#### [Aim of the exercise]
Return the whole listing, keeping every character the same.

#### [Input material]
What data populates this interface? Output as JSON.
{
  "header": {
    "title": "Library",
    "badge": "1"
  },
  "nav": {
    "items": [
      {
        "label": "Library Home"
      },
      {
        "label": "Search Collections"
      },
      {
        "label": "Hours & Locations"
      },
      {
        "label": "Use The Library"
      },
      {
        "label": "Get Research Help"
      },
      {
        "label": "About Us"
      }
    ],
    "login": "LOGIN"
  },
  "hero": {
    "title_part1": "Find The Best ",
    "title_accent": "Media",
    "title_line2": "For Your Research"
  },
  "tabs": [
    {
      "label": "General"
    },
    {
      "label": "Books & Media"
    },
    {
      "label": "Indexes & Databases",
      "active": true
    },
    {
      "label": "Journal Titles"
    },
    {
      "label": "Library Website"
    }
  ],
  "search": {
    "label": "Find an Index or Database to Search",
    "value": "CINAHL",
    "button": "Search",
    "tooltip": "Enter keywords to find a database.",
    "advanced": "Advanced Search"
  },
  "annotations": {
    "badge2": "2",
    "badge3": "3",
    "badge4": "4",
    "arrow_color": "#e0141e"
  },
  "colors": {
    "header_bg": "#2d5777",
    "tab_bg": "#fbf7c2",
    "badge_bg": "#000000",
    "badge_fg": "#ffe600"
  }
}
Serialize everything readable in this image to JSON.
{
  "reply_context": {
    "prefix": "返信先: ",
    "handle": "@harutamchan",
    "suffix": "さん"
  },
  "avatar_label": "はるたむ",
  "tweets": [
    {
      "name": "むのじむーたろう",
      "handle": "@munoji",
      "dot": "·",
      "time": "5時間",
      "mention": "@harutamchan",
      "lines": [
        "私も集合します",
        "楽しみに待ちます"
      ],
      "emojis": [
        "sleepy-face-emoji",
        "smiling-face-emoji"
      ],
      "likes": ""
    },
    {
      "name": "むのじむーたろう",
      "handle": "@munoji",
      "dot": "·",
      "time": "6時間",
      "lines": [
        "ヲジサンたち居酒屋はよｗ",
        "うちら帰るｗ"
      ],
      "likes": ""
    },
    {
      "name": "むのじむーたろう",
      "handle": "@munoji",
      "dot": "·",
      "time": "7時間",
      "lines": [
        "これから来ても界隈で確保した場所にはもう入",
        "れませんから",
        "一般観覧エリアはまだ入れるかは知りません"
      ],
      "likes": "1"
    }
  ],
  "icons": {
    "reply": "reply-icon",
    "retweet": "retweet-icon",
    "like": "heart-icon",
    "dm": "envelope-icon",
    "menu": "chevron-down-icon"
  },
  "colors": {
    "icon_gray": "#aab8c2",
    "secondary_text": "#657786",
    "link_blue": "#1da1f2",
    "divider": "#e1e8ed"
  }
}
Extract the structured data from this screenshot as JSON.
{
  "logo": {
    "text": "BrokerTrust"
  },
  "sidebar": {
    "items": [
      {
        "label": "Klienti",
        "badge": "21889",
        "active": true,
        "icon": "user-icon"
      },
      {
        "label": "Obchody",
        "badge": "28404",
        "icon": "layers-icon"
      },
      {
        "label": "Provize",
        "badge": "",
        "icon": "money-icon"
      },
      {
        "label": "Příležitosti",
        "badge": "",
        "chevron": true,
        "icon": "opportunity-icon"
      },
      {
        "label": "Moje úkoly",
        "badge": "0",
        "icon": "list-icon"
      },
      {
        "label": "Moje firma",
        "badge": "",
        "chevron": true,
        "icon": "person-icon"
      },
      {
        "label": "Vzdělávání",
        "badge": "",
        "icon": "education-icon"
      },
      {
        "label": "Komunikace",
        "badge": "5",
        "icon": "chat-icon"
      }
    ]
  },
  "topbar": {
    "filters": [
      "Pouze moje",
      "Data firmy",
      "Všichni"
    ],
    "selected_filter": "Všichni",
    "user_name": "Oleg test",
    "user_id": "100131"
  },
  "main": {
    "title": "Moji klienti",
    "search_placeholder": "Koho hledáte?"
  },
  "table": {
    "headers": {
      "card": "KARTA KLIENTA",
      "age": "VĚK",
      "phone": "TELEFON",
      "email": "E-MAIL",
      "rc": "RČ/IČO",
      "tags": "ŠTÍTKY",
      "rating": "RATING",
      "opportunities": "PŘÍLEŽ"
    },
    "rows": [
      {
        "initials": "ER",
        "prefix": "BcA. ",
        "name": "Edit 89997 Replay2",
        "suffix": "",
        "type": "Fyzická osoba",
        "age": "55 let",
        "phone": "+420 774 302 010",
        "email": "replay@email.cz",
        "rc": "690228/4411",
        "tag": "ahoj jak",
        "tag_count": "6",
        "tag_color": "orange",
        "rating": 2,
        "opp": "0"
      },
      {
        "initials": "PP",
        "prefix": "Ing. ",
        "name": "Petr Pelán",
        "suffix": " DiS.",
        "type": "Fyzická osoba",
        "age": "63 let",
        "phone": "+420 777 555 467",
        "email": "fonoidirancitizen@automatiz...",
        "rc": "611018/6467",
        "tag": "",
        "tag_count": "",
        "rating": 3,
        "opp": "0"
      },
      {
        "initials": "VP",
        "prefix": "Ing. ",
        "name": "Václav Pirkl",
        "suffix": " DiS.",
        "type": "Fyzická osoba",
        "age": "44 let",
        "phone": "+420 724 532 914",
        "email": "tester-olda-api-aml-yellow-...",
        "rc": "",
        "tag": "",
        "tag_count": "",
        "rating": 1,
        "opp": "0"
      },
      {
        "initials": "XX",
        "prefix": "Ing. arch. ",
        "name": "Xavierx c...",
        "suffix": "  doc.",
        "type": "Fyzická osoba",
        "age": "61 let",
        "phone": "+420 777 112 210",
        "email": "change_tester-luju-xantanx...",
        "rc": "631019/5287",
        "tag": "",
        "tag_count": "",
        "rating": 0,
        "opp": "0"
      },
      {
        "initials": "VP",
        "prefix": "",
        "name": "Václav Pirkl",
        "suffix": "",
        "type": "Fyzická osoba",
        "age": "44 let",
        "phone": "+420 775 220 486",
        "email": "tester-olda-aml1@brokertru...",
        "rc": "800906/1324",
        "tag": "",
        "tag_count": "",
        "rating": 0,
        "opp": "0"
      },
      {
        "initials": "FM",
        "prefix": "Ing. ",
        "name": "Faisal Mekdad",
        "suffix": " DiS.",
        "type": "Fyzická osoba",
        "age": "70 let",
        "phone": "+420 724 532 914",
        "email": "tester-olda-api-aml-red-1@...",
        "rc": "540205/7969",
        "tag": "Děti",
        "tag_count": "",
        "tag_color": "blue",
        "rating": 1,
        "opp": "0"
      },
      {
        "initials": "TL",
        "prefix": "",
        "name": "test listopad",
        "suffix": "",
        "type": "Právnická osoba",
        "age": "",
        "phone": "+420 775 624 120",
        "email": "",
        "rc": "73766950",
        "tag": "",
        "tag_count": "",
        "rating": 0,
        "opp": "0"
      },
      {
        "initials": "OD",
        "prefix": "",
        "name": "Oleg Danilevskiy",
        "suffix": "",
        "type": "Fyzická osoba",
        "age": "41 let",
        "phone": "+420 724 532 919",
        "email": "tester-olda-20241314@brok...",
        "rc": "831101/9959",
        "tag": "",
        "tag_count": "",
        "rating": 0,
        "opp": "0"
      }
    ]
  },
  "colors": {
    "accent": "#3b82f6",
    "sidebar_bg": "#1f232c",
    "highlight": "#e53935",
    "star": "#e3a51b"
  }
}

#### [Exercise output]
What data populates this interface? Output as JSON.
{
  "header": {
    "title": "Library",
    "badge": "1"
  },
  "nav": {
    "items": [
      {
        "label": "Library Home"
      },
      {
        "label": "Search Collections"
      },
      {
        "label": "Hours & Locations"
      },
      {
        "label": "Use The Library"
      },
      {
        "label": "Get Research Help"
      },
      {
        "label": "About Us"
      }
    ],
    "login": "LOGIN"
  },
  "hero": {
    "title_part1": "Find The Best ",
    "title_accent": "Media",
    "title_line2": "For Your Research"
  },
  "tabs": [
    {
      "label": "General"
    },
    {
      "label": "Books & Media"
    },
    {
      "label": "Indexes & Databases",
      "active": true
    },
    {
      "label": "Journal Titles"
    },
    {
      "label": "Library Website"
    }
  ],
  "search": {
    "label": "Find an Index or Database to Search",
    "value": "CINAHL",
    "button": "Search",
    "tooltip": "Enter keywords to find a database.",
    "advanced": "Advanced Search"
  },
  "annotations": {
    "badge2": "2",
    "badge3": "3",
    "badge4": "4",
    "arrow_color": "#e0141e"
  },
  "colors": {
    "header_bg": "#2d5777",
    "tab_bg": "#fbf7c2",
    "badge_bg": "#000000",
    "badge_fg": "#ffe600"
  }
}
Serialize everything readable in this image to JSON.
{
  "reply_context": {
    "prefix": "返信先: ",
    "handle": "@harutamchan",
    "suffix": "さん"
  },
  "avatar_label": "はるたむ",
  "tweets": [
    {
      "name": "むのじむーたろう",
      "handle": "@munoji",
      "dot": "·",
      "time": "5時間",
      "mention": "@harutamchan",
      "lines": [
        "私も集合します",
        "楽しみに待ちます"
      ],
      "emojis": [
        "sleepy-face-emoji",
        "smiling-face-emoji"
      ],
      "likes": ""
    },
    {
      "name": "むのじむーたろう",
      "handle": "@munoji",
      "dot": "·",
      "time": "6時間",
      "lines": [
        "ヲジサンたち居酒屋はよｗ",
        "うちら帰るｗ"
      ],
      "likes": ""
    },
    {
      "name": "むのじむーたろう",
      "handle": "@munoji",
      "dot": "·",
      "time": "7時間",
      "lines": [
        "これから来ても界隈で確保した場所にはもう入",
        "れませんから",
        "一般観覧エリアはまだ入れるかは知りません"
      ],
      "likes": "1"
    }
  ],
  "icons": {
    "reply": "reply-icon",
    "retweet": "retweet-icon",
    "like": "heart-icon",
    "dm": "envelope-icon",
    "menu": "chevron-down-icon"
  },
  "colors": {
    "icon_gray": "#aab8c2",
    "secondary_text": "#657786",
    "link_blue": "#1da1f2",
    "divider": "#e1e8ed"
  }
}
Extract the structured data from this screenshot as JSON.
{
  "logo": {
    "text": "BrokerTrust"
  },
  "sidebar": {
    "items": [
      {
        "label": "Klienti",
        "badge": "21889",
        "active": true,
        "icon": "user-icon"
      },
      {
        "label": "Obchody",
        "badge": "28404",
        "icon": "layers-icon"
      },
      {
        "label": "Provize",
        "badge": "",
        "icon": "money-icon"
      },
      {
        "label": "Příležitosti",
        "badge": "",
        "chevron": true,
        "icon": "opportunity-icon"
      },
      {
        "label": "Moje úkoly",
        "badge": "0",
        "icon": "list-icon"
      },
      {
        "label": "Moje firma",
        "badge": "",
        "chevron": true,
        "icon": "person-icon"
      },
      {
        "label": "Vzdělávání",
        "badge": "",
        "icon": "education-icon"
      },
      {
        "label": "Komunikace",
        "badge": "5",
        "icon": "chat-icon"
      }
    ]
  },
  "topbar": {
    "filters": [
      "Pouze moje",
      "Data firmy",
      "Všichni"
    ],
    "selected_filter": "Všichni",
    "user_name": "Oleg test",
    "user_id": "100131"
  },
  "main": {
    "title": "Moji klienti",
    "search_placeholder": "Koho hledáte?"
  },
  "table": {
    "headers": {
      "card": "KARTA KLIENTA",
      "age": "VĚK",
      "phone": "TELEFON",
      "email": "E-MAIL",
      "rc": "RČ/IČO",
      "tags": "ŠTÍTKY",
      "rating": "RATING",
      "opportunities": "PŘÍLEŽ"
    },
    "rows": [
      {
        "initials": "ER",
        "prefix": "BcA. ",
        "name": "Edit 89997 Replay2",
        "suffix": "",
        "type": "Fyzická osoba",
        "age": "55 let",
        "phone": "+420 774 302 010",
        "email": "replay@email.cz",
        "rc": "690228/4411",
        "tag": "ahoj jak",
        "tag_count": "6",
        "tag_color": "orange",
        "rating": 2,
        "opp": "0"
      },
      {
        "initials": "PP",
        "prefix": "Ing. ",
        "name": "Petr Pelán",
        "suffix": " DiS.",
        "type": "Fyzická osoba",
        "age": "63 let",
        "phone": "+420 777 555 467",
        "email": "fonoidirancitizen@automatiz...",
        "rc": "611018/6467",
        "tag": "",
        "tag_count": "",
        "rating": 3,
        "opp": "0"
      },
      {
        "initials": "VP",
        "prefix": "Ing. ",
        "name": "Václav Pirkl",
        "suffix": " DiS.",
        "type": "Fyzická osoba",
        "age": "44 let",
        "phone": "+420 724 532 914",
        "email": "tester-olda-api-aml-yellow-...",
        "rc": "",
        "tag": "",
        "tag_count": "",
        "rating": 1,
        "opp": "0"
      },
      {
        "initials": "XX",
        "prefix": "Ing. arch. ",
        "name": "Xavierx c...",
        "suffix": "  doc.",
        "type": "Fyzická osoba",
        "age": "61 let",
        "phone": "+420 777 112 210",
        "email": "change_tester-luju-xantanx...",
        "rc": "631019/5287",
        "tag": "",
        "tag_count": "",
        "rating": 0,
        "opp": "0"
      },
      {
        "initials": "VP",
        "prefix": "",
        "name": "Václav Pirkl",
        "suffix": "",
        "type": "Fyzická osoba",
        "age": "44 let",
        "phone": "+420 775 220 486",
        "email": "tester-olda-aml1@brokertru...",
        "rc": "800906/1324",
        "tag": "",
        "tag_count": "",
        "rating": 0,
        "opp": "0"
      },
      {
        "initials": "FM",
        "prefix": "Ing. ",
        "name": "Faisal Mekdad",
        "suffix": " DiS.",
        "type": "Fyzická osoba",
        "age": "70 let",
        "phone": "+420 724 532 914",
        "email": "tester-olda-api-aml-red-1@...",
        "rc": "540205/7969",
        "tag": "Děti",
        "tag_count": "",
        "tag_color": "blue",
        "rating": 1,
        "opp": "0"
      },
      {
        "initials": "TL",
        "prefix": "",
        "name": "test listopad",
        "suffix": "",
        "type": "Právnická osoba",
        "age": "",
        "phone": "+420 775 624 120",
        "email": "",
        "rc": "73766950",
        "tag": "",
        "tag_count": "",
        "rating": 0,
        "opp": "0"
      },
      {
        "initials": "OD",
        "prefix": "",
        "name": "Oleg Danilevskiy",
        "suffix": "",
        "type": "Fyzická osoba",
        "age": "41 let",
        "phone": "+420 724 532 919",
        "email": "tester-olda-20241314@brok...",
        "rc": "831101/9959",
        "tag": "",
        "tag_count": "",
        "rating": 0,
        "opp": "0"
      }
    ]
  },
  "colors": {
    "accent": "#3b82f6",
    "sidebar_bg": "#1f232c",
    "highlight": "#e53935",
    "star": "#e3a51b"
  }
}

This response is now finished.